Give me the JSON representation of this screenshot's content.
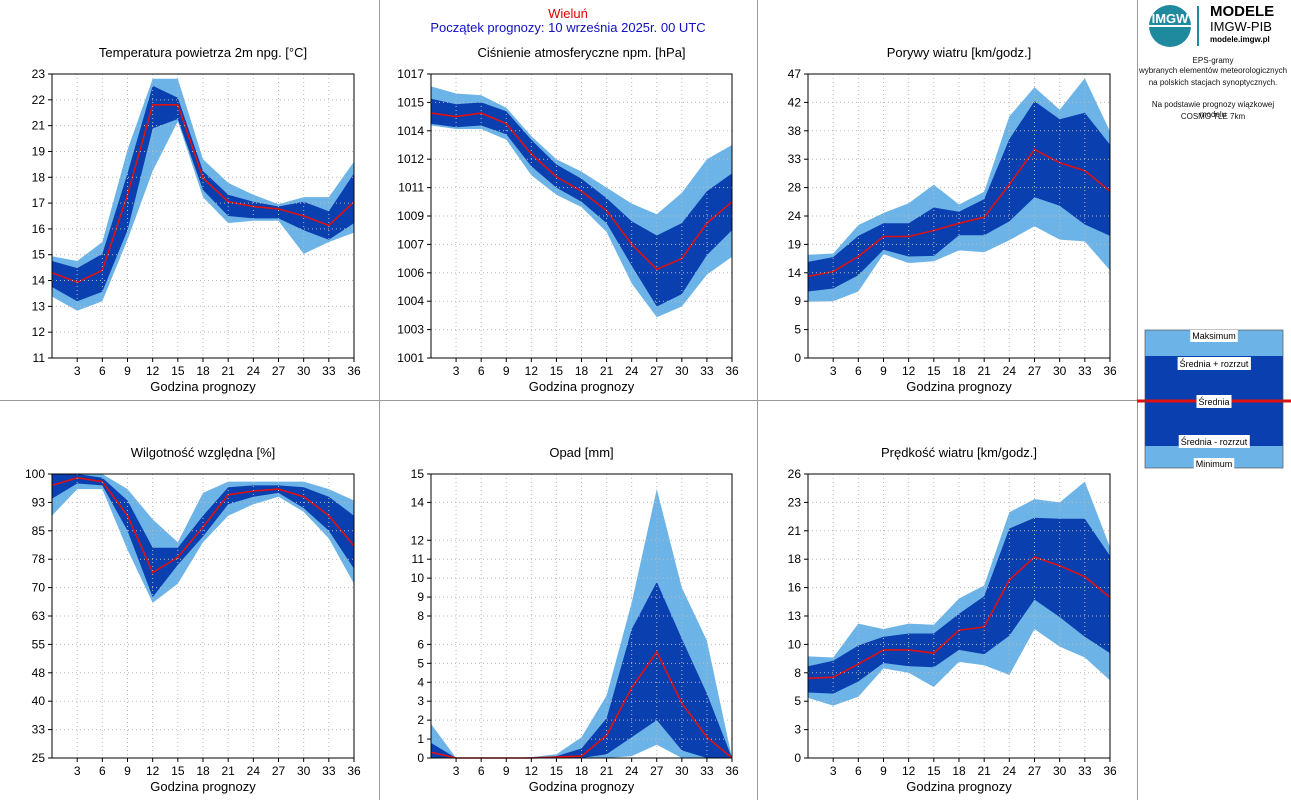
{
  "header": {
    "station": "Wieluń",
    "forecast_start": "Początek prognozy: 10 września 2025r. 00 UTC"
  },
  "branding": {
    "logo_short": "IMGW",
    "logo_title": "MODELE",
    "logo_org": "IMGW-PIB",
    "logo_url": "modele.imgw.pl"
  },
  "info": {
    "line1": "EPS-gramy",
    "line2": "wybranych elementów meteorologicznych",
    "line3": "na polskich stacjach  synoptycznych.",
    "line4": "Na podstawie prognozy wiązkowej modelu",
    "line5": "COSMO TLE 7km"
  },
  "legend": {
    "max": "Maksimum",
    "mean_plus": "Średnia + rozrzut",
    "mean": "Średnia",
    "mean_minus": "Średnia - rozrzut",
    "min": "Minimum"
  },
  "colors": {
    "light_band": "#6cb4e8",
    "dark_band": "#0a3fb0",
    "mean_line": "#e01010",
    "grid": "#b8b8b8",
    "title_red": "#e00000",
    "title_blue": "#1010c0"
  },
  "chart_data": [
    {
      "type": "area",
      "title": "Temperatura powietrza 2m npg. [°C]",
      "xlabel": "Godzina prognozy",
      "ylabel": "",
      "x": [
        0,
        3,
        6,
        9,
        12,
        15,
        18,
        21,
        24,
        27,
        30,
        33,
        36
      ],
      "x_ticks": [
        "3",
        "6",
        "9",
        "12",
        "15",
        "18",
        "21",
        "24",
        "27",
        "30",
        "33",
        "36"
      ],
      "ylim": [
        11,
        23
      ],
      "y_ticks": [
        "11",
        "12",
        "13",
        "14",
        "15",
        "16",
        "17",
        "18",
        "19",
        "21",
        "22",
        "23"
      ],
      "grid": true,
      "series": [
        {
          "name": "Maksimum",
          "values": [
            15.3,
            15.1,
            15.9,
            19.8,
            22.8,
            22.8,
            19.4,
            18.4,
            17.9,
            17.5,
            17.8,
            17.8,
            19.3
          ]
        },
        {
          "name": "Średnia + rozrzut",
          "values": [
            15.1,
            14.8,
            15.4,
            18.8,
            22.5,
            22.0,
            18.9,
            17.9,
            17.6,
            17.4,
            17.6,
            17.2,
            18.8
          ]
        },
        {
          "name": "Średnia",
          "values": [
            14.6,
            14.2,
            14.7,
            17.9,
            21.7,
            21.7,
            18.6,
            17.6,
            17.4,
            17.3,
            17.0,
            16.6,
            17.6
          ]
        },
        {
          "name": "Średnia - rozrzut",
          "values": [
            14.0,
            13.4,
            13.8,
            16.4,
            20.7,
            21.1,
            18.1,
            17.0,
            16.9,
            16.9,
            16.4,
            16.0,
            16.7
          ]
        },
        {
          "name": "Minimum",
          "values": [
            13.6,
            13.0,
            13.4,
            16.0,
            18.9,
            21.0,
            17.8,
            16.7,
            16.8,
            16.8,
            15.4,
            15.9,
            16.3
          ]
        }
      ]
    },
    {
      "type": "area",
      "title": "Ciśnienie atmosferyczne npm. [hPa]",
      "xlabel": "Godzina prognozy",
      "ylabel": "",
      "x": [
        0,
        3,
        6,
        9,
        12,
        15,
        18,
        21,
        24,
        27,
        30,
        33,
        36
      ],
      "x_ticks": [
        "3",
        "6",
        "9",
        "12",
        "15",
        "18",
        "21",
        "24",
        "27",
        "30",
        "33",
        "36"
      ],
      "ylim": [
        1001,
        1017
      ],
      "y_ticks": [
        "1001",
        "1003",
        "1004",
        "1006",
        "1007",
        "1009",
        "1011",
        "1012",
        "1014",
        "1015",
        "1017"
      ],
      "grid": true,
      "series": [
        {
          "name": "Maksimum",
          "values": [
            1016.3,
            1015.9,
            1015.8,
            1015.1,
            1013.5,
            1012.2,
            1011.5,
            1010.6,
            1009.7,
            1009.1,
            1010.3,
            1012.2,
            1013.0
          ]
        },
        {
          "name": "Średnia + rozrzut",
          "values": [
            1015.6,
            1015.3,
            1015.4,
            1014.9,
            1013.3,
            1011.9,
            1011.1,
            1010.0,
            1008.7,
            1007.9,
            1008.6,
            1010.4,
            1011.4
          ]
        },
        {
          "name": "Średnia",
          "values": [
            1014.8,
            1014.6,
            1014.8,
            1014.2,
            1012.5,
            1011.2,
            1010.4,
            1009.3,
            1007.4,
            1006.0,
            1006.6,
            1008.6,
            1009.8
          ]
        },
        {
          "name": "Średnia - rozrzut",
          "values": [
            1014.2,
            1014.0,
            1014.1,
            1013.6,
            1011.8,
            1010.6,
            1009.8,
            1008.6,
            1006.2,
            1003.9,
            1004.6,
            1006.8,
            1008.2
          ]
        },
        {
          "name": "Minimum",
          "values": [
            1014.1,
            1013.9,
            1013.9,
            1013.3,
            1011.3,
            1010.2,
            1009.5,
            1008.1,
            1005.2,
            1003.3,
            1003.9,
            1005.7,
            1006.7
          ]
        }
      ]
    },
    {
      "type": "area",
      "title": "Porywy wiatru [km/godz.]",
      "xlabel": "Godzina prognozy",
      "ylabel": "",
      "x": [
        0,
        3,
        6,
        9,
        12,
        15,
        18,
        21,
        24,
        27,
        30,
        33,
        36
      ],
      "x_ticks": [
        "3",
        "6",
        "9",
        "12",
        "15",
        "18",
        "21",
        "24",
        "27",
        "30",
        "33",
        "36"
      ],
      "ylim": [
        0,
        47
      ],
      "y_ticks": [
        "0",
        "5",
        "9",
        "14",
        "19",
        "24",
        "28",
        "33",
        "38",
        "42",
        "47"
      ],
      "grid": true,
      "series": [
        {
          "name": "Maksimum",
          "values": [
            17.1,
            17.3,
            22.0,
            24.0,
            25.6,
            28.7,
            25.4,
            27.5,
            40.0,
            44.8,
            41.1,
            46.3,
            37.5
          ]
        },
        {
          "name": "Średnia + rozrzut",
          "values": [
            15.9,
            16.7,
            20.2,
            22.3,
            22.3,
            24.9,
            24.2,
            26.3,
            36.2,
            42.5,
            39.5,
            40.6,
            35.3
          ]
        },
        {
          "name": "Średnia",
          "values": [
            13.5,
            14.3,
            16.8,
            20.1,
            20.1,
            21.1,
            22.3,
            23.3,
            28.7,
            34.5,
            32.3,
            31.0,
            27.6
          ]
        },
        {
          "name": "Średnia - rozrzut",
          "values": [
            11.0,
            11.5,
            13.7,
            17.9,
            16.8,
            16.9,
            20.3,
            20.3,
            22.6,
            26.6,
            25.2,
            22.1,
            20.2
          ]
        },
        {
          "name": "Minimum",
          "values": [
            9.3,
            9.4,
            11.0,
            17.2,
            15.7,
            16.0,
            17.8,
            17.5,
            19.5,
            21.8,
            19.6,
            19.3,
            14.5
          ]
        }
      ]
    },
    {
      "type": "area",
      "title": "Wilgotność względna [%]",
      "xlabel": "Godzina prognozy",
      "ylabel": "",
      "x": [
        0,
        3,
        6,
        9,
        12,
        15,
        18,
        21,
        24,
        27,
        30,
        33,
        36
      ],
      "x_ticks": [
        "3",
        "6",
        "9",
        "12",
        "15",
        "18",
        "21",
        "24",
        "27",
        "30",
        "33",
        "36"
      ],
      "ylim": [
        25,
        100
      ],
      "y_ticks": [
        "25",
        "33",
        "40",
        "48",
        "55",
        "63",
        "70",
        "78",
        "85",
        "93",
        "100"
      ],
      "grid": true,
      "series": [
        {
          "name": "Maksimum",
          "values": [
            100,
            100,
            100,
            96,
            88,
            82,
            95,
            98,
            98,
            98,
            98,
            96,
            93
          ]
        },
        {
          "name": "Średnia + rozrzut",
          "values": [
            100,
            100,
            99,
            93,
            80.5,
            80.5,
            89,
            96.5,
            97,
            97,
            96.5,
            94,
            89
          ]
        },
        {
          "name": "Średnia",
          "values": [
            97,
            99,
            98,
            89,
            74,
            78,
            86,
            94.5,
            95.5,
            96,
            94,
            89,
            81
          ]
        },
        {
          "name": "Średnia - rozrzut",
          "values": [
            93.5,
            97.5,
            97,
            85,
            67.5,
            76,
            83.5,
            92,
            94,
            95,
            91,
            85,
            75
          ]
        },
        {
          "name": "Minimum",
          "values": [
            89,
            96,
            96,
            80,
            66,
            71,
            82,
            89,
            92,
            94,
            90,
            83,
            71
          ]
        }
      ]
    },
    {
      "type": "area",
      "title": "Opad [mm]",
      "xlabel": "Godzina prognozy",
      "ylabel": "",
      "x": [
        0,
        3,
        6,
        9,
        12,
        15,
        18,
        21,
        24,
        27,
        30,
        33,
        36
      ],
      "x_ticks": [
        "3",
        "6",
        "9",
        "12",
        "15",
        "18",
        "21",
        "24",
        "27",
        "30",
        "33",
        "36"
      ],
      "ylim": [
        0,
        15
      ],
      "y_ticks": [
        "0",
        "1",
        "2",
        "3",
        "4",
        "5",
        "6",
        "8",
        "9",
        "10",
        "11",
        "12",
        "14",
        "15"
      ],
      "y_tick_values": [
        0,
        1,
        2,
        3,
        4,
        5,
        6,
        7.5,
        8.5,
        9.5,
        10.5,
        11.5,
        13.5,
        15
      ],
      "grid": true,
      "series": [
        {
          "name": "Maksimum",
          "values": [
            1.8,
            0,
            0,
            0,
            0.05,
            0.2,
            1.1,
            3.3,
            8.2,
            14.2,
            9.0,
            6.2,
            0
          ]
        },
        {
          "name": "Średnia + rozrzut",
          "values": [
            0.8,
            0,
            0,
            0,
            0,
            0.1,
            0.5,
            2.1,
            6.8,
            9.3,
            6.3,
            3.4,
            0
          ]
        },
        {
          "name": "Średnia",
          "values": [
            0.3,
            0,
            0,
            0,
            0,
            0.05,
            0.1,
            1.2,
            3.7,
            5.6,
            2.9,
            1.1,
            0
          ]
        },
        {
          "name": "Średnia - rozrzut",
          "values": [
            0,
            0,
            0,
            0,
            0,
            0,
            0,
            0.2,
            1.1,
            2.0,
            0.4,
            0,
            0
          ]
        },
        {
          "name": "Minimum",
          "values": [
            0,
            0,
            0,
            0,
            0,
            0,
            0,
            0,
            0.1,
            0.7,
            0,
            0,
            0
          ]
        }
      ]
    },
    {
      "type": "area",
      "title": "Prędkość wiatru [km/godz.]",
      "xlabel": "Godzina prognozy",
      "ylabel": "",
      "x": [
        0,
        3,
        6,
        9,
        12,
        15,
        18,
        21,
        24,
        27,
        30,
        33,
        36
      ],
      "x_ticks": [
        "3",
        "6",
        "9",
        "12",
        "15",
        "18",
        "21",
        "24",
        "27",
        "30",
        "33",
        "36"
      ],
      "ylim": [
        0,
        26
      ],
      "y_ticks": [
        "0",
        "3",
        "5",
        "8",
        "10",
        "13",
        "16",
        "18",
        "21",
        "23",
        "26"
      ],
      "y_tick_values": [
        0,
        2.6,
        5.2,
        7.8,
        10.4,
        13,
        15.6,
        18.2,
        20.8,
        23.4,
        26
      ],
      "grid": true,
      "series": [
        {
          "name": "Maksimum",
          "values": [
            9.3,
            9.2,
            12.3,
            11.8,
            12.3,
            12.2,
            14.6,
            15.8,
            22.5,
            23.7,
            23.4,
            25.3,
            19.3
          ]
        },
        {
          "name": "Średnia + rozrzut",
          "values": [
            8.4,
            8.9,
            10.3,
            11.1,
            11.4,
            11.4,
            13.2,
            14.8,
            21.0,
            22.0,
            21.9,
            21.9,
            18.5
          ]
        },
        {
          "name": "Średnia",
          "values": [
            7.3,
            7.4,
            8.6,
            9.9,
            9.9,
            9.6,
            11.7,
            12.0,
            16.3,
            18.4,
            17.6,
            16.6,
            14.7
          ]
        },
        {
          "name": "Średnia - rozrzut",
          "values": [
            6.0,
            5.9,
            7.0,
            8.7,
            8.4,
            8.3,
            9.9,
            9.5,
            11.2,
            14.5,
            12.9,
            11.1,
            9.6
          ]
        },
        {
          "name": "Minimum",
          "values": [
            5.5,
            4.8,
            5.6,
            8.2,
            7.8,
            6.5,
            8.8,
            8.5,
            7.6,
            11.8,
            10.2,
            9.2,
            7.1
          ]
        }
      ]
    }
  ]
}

--

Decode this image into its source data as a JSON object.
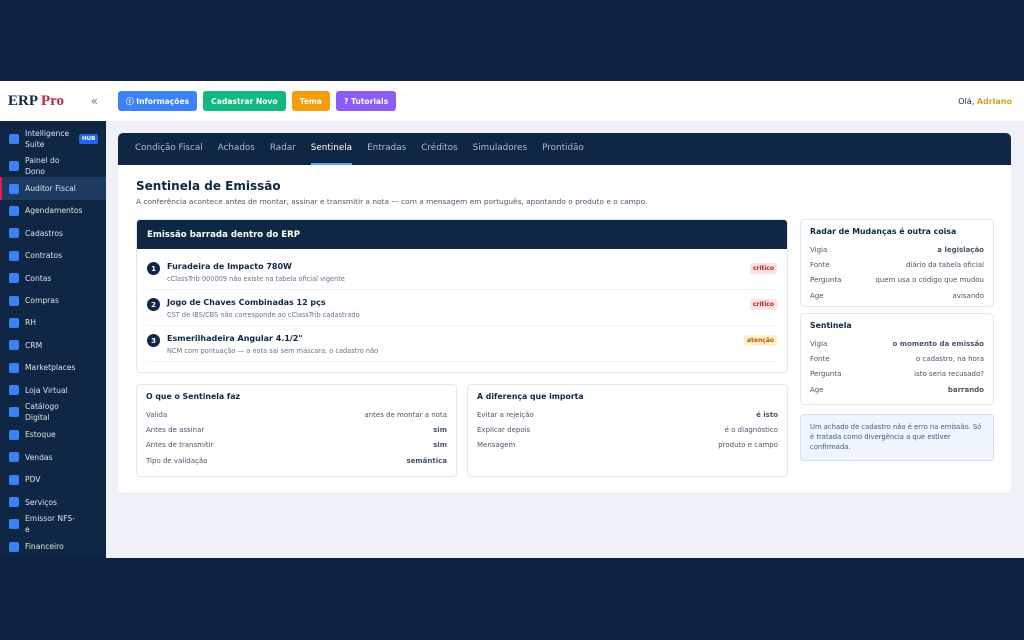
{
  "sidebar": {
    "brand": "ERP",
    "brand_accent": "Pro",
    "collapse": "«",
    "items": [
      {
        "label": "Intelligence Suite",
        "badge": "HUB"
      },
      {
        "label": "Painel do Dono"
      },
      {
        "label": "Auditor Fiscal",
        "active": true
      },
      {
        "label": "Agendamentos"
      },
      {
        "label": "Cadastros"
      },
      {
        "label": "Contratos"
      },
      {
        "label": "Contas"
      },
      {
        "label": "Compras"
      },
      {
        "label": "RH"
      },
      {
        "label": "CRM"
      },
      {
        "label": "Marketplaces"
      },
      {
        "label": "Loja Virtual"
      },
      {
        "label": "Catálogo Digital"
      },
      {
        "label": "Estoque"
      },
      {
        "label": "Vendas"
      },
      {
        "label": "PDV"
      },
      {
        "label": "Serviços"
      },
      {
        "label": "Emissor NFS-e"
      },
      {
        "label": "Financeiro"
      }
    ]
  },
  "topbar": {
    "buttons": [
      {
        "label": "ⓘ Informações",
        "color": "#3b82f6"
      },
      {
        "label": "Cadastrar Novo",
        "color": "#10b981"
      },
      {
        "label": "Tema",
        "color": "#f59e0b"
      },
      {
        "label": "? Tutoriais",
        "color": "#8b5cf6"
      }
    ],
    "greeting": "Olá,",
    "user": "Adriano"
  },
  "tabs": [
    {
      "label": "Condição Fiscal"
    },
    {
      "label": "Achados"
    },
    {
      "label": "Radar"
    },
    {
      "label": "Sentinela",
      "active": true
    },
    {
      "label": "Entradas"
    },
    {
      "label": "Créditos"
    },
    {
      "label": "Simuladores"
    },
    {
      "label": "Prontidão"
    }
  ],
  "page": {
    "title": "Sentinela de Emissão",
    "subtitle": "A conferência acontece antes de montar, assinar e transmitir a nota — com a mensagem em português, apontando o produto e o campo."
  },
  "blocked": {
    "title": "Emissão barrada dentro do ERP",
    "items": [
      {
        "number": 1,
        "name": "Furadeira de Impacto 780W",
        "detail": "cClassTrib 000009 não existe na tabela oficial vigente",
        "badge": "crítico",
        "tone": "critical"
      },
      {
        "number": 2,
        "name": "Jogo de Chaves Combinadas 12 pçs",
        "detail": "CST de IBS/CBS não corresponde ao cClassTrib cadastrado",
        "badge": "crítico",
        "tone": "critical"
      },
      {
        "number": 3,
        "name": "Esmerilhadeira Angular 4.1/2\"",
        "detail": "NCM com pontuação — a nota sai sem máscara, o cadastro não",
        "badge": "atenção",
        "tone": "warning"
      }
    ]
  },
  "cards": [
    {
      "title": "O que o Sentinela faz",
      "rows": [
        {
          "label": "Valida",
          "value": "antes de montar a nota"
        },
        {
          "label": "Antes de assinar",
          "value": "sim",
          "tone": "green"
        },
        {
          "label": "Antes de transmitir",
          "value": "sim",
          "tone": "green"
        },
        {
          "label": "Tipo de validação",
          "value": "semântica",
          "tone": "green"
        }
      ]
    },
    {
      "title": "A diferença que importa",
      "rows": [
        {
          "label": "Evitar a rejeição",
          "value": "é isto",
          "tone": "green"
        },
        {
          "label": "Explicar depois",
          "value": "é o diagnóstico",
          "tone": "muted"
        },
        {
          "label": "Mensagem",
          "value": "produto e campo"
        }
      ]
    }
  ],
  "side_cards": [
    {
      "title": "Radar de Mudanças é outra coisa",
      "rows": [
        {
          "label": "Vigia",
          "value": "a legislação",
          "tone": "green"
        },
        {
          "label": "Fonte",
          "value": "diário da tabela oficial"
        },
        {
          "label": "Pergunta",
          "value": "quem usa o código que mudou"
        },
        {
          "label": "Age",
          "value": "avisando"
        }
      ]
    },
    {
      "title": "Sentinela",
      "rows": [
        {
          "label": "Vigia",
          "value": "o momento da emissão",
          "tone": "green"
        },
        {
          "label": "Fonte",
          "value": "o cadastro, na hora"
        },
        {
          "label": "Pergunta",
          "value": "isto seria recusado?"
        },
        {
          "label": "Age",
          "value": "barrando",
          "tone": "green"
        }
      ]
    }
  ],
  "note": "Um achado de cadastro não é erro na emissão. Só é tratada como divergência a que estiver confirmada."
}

TO BE DONE: The lines to collect are those holding the string "this"; copy them all.

TASK SOLUTION:
Give me the JSON representation of this screenshot's content.
Decode this image into its source data as a JSON object.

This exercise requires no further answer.